_Consigne_
Recopiez sans rien changer, s'il vous plaît, les lignes des enregistrements ci-dessous, de celle qui contient « Give me the » à celle qui contient « y2-tick-label: 0.00 [1012, 258, 1039, 274] », ces deux lignes comprises.

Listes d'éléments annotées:
---*---

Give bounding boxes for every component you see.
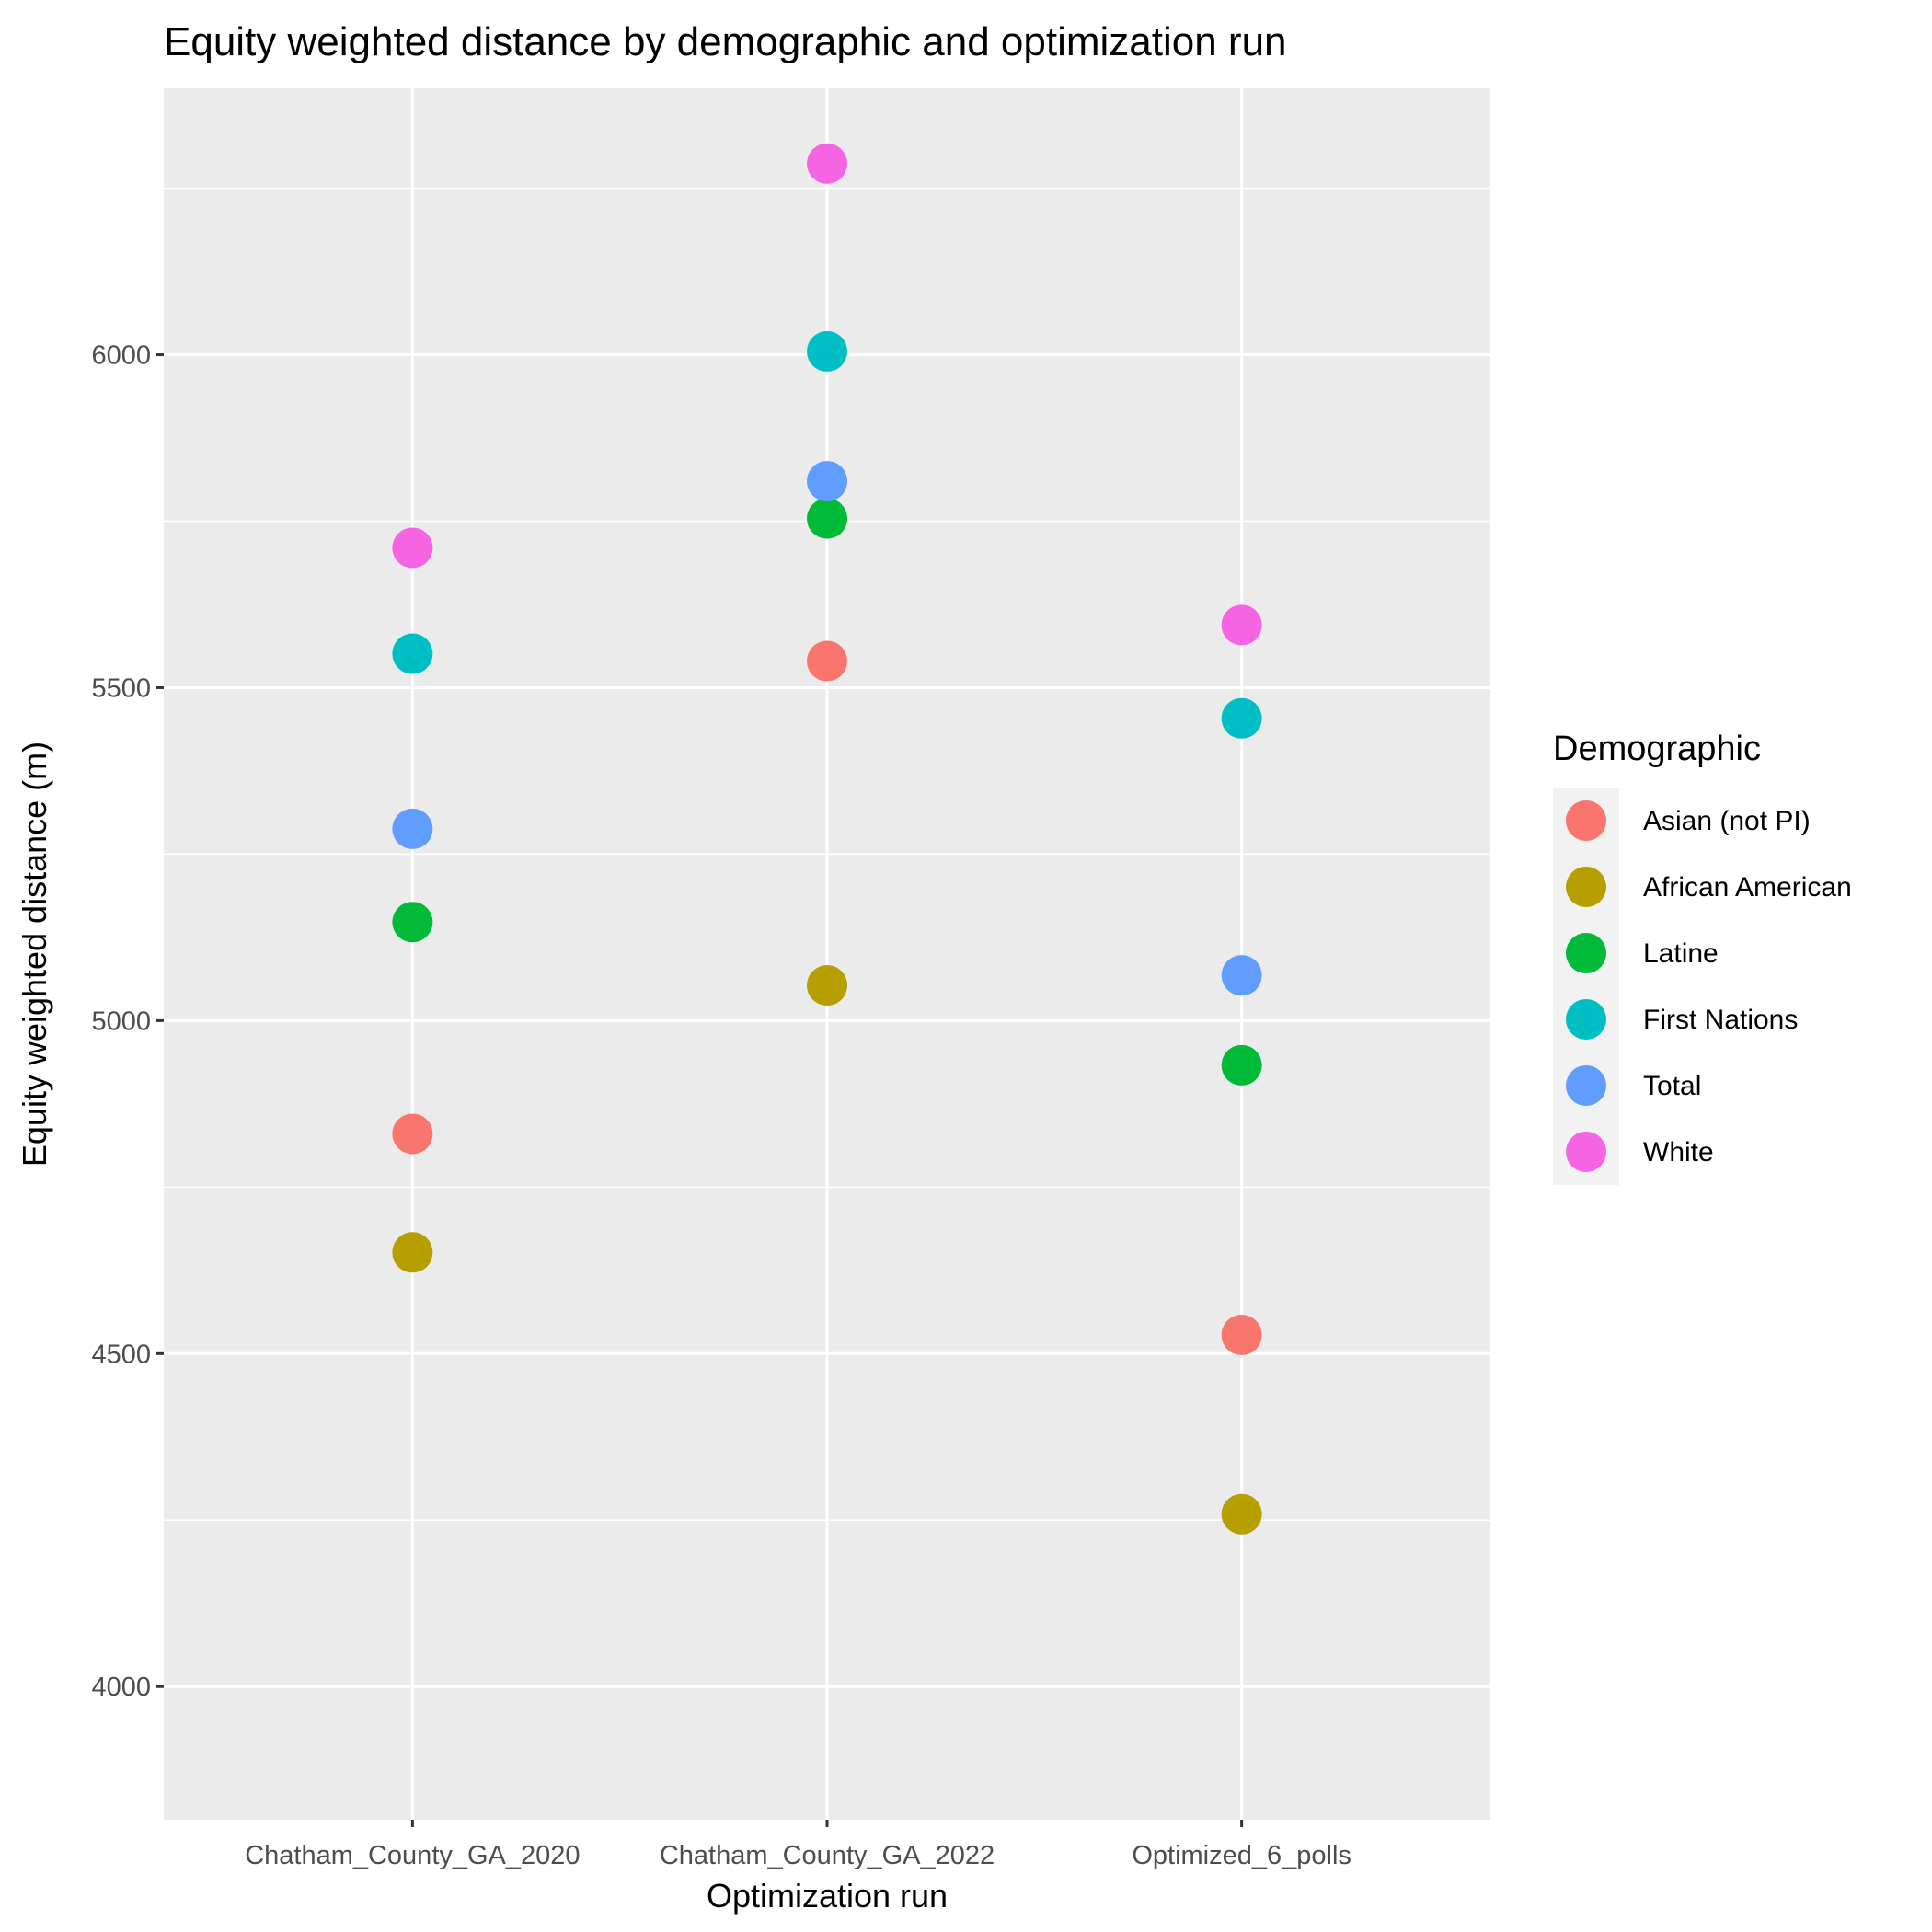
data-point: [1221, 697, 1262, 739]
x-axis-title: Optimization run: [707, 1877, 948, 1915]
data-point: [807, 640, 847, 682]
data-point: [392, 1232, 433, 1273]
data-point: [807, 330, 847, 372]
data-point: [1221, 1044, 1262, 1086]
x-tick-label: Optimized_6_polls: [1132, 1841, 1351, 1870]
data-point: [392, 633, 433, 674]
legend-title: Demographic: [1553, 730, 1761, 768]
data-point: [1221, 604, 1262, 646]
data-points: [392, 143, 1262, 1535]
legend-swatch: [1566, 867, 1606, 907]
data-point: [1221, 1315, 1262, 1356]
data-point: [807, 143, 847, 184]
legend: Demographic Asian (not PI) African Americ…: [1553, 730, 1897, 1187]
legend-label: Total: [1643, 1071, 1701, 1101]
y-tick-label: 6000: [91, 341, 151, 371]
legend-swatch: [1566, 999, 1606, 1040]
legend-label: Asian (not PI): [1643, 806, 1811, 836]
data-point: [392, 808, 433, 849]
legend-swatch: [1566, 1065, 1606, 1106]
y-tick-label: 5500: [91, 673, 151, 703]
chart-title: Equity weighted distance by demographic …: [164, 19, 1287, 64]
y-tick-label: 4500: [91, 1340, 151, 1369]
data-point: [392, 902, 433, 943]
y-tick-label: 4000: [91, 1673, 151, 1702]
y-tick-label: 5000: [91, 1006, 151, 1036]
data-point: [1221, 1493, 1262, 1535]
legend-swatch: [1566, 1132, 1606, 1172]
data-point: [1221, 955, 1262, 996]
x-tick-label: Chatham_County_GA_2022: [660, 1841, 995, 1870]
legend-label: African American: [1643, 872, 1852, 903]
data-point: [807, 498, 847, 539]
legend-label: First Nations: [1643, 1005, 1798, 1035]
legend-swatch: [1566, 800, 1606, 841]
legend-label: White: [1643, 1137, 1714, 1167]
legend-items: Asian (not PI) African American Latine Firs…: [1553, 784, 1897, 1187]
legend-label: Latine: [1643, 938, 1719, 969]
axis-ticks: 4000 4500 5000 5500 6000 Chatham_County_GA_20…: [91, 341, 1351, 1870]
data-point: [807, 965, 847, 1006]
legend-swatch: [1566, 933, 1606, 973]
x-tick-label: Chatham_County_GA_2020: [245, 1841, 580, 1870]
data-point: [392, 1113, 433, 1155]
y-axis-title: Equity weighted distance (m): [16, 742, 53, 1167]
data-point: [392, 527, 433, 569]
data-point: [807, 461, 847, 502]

---*---

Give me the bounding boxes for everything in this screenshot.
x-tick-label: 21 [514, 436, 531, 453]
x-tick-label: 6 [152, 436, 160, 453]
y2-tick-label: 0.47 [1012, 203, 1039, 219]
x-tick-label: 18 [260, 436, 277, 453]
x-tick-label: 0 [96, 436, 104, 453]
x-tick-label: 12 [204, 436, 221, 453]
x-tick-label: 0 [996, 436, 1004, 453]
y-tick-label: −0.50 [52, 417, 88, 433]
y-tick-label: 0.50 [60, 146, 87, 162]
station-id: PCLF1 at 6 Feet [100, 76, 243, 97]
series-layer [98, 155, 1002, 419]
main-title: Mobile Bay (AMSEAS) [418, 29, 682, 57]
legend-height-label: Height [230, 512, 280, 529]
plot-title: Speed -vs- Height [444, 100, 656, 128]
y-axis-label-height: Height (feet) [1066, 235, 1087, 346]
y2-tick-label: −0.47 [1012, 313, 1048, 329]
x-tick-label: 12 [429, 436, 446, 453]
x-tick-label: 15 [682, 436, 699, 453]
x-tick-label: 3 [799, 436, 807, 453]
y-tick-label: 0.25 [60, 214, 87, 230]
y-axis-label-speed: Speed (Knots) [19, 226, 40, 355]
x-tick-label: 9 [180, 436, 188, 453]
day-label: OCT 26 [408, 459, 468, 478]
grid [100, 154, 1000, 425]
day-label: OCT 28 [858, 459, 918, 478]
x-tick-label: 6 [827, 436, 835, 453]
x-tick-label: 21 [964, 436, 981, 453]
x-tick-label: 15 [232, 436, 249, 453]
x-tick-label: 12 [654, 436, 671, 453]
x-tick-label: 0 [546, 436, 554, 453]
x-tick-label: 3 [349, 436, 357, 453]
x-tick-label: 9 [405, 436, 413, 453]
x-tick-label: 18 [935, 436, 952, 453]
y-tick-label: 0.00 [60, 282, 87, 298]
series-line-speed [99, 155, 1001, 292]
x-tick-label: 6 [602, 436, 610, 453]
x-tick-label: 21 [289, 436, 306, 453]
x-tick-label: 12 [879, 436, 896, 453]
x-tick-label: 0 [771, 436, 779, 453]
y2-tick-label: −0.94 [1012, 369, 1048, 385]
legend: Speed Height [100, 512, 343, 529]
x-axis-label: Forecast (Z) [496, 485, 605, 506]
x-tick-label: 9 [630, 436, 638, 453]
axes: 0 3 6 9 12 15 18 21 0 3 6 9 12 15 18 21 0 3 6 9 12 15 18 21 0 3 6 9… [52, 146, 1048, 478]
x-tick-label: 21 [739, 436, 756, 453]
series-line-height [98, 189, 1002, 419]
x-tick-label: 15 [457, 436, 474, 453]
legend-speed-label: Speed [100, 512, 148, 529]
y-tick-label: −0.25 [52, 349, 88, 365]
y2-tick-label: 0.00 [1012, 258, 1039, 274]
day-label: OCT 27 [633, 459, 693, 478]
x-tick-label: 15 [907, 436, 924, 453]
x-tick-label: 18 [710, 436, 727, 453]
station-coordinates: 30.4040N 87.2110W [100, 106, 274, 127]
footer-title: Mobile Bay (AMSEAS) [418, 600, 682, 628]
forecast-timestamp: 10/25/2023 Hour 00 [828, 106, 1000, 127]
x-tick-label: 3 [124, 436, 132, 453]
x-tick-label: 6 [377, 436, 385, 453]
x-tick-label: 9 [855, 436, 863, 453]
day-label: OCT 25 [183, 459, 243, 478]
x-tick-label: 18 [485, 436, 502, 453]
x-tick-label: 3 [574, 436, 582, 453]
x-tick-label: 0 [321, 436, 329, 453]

---*---

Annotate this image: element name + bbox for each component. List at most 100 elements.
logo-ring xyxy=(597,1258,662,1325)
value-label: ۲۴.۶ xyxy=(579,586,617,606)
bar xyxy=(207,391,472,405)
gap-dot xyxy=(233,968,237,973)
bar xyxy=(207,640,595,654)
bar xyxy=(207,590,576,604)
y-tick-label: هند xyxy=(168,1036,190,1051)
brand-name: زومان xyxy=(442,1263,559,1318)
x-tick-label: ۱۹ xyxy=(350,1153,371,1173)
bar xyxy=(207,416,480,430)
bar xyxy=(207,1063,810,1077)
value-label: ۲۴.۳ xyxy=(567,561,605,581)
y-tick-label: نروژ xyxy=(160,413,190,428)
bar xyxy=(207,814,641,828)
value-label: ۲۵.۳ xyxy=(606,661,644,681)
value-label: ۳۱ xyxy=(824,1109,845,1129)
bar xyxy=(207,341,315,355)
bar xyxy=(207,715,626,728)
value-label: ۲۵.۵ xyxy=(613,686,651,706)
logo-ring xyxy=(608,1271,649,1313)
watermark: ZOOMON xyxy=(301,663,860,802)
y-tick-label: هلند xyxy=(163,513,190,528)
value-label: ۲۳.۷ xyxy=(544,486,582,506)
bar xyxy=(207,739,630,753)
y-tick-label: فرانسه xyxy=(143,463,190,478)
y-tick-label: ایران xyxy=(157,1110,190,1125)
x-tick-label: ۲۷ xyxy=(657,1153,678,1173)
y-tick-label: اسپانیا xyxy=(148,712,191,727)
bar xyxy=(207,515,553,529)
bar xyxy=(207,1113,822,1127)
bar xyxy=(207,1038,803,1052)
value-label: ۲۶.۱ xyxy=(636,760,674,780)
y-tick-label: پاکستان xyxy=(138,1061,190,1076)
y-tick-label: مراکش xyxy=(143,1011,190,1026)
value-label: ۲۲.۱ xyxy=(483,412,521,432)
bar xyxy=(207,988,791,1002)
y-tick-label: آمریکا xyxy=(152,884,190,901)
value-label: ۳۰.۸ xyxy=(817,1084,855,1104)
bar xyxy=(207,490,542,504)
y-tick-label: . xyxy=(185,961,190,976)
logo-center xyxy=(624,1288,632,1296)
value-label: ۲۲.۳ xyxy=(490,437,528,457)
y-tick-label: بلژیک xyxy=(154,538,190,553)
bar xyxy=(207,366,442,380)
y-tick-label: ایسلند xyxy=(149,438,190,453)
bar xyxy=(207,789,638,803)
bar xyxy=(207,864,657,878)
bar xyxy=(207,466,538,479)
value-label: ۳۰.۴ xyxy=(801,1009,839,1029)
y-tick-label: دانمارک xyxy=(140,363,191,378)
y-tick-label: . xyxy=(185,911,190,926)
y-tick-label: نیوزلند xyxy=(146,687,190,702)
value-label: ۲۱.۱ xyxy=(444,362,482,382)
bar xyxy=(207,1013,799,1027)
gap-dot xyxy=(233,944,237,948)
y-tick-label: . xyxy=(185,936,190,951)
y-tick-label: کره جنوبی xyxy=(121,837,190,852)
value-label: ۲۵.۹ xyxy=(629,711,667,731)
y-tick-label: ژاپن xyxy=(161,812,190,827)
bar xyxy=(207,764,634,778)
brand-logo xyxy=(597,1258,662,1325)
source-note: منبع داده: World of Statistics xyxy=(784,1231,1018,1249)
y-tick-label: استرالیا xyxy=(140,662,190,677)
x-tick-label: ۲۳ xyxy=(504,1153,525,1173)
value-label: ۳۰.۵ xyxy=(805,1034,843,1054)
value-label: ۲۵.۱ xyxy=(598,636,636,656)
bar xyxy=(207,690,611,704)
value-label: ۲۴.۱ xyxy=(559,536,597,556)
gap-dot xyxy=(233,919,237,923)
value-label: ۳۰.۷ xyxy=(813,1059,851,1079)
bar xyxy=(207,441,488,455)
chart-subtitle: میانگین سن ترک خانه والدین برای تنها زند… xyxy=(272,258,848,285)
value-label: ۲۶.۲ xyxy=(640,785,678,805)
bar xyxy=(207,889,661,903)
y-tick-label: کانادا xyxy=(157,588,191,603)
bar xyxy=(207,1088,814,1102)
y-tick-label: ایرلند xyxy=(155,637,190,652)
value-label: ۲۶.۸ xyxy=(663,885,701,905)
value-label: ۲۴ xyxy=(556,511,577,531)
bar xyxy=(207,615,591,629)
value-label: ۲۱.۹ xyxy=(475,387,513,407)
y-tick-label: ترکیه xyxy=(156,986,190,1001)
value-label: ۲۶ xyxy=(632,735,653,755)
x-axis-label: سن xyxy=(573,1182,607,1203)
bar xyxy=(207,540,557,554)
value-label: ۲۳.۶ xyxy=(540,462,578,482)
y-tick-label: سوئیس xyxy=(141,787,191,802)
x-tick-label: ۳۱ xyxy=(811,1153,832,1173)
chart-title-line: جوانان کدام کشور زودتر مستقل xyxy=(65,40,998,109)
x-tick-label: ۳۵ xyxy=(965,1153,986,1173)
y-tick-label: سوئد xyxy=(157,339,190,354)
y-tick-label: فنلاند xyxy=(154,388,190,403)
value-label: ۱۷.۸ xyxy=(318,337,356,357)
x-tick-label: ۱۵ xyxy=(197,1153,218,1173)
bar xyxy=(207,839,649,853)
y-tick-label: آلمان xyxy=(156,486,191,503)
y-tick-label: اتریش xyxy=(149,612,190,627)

---*---

_Réponse_
Give me the bounding boxes for everything in this screenshot.
x-tick-label: 21 [514, 436, 531, 453]
x-tick-label: 6 [152, 436, 160, 453]
y2-tick-label: 0.47 [1012, 203, 1039, 219]
x-tick-label: 18 [260, 436, 277, 453]
x-tick-label: 0 [96, 436, 104, 453]
x-tick-label: 12 [204, 436, 221, 453]
x-tick-label: 0 [996, 436, 1004, 453]
y-tick-label: −0.50 [52, 417, 88, 433]
y-tick-label: 0.50 [60, 146, 87, 162]
station-id: PCLF1 at 6 Feet [100, 76, 243, 97]
series-layer [98, 155, 1002, 419]
main-title: Mobile Bay (AMSEAS) [418, 29, 682, 57]
legend-height-label: Height [230, 512, 280, 529]
plot-title: Speed -vs- Height [444, 100, 656, 128]
y-axis-label-height: Height (feet) [1066, 235, 1087, 346]
y2-tick-label: −0.47 [1012, 313, 1048, 329]
x-tick-label: 12 [429, 436, 446, 453]
x-tick-label: 15 [682, 436, 699, 453]
x-tick-label: 3 [799, 436, 807, 453]
y-tick-label: 0.25 [60, 214, 87, 230]
y-axis-label-speed: Speed (Knots) [19, 226, 40, 355]
x-tick-label: 9 [180, 436, 188, 453]
day-label: OCT 26 [408, 459, 468, 478]
grid [100, 154, 1000, 425]
day-label: OCT 28 [858, 459, 918, 478]
x-tick-label: 6 [827, 436, 835, 453]
x-tick-label: 21 [964, 436, 981, 453]
x-tick-label: 15 [232, 436, 249, 453]
x-tick-label: 12 [654, 436, 671, 453]
x-tick-label: 0 [546, 436, 554, 453]
x-tick-label: 3 [349, 436, 357, 453]
x-tick-label: 9 [405, 436, 413, 453]
x-tick-label: 18 [935, 436, 952, 453]
y-tick-label: 0.00 [60, 282, 87, 298]
series-line-speed [99, 155, 1001, 292]
x-tick-label: 6 [602, 436, 610, 453]
x-tick-label: 21 [289, 436, 306, 453]
x-tick-label: 12 [879, 436, 896, 453]
x-tick-label: 0 [771, 436, 779, 453]
y2-tick-label: −0.94 [1012, 369, 1048, 385]
legend: Speed Height [100, 512, 343, 529]
x-axis-label: Forecast (Z) [496, 485, 605, 506]
x-tick-label: 9 [630, 436, 638, 453]
axes: 0 3 6 9 12 15 18 21 0 3 6 9 12 15 18 21 0 3 6 9 12 15 18 21 0 3 6 9… [52, 146, 1048, 478]
x-tick-label: 21 [739, 436, 756, 453]
series-line-height [98, 189, 1002, 419]
x-tick-label: 15 [457, 436, 474, 453]
legend-speed-label: Speed [100, 512, 148, 529]
y-tick-label: −0.25 [52, 349, 88, 365]
y2-tick-label: 0.00 [1012, 258, 1039, 274]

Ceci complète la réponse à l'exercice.